§ **DESCRIPTION OF THE TASK**
Pull out every line below that holds the word "text".

§ **Raw records**
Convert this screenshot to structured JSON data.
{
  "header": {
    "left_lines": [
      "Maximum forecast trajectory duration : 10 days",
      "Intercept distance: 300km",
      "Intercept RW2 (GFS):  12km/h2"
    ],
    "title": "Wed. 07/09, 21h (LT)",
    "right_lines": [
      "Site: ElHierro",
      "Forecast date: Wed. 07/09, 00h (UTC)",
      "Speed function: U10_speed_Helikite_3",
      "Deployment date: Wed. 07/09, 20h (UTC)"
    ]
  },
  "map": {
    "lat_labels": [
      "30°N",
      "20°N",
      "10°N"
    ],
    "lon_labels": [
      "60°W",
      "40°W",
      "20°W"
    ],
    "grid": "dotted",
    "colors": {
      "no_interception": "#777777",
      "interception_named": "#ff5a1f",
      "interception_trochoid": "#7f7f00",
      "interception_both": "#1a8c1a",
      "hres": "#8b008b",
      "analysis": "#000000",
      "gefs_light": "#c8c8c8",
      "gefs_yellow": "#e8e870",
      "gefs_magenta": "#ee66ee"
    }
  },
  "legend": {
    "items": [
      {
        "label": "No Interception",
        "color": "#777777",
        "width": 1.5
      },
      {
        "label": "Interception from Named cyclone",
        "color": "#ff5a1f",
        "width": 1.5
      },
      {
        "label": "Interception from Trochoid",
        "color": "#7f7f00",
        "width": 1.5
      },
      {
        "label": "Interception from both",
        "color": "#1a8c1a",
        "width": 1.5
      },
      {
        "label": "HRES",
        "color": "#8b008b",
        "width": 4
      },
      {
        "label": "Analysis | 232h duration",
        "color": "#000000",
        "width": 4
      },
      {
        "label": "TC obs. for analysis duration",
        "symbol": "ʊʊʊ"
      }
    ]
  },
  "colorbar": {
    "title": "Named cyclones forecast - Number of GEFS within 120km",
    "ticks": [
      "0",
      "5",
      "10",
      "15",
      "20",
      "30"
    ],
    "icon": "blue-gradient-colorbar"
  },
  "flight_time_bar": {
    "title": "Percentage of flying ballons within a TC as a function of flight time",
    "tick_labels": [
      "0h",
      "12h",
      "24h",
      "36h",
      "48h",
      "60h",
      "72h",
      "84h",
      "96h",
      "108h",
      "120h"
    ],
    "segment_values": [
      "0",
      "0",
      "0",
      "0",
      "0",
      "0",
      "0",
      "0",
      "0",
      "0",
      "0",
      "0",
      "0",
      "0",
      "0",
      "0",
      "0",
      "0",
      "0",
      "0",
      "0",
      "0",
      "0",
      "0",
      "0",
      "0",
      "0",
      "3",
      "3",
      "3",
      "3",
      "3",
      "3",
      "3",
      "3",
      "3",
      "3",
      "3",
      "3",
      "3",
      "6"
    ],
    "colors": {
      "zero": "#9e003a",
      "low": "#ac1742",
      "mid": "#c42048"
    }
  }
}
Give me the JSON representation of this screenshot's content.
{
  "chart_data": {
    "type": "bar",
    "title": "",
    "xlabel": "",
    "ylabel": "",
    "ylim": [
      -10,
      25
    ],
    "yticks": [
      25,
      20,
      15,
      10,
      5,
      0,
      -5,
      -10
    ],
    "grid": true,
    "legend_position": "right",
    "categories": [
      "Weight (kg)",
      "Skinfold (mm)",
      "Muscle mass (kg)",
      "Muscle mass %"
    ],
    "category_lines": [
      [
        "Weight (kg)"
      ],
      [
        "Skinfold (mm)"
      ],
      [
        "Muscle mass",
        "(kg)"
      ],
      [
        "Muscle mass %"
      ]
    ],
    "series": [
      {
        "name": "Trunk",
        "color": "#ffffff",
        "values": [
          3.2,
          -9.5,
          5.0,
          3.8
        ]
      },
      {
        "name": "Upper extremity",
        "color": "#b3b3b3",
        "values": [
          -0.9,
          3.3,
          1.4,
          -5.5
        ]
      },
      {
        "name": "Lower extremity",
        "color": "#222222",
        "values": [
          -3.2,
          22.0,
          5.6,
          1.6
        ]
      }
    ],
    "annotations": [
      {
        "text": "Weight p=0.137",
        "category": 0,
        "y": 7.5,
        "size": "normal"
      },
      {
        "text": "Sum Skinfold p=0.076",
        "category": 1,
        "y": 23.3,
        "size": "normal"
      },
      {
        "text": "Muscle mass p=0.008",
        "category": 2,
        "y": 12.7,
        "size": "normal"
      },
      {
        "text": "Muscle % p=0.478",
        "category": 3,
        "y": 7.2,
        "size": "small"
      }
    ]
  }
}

§ **FINAL RESULT**
        "text": "Weight p=0.137",
        "text": "Sum Skinfold p=0.076",
        "text": "Muscle mass p=0.008",
        "text": "Muscle % p=0.478",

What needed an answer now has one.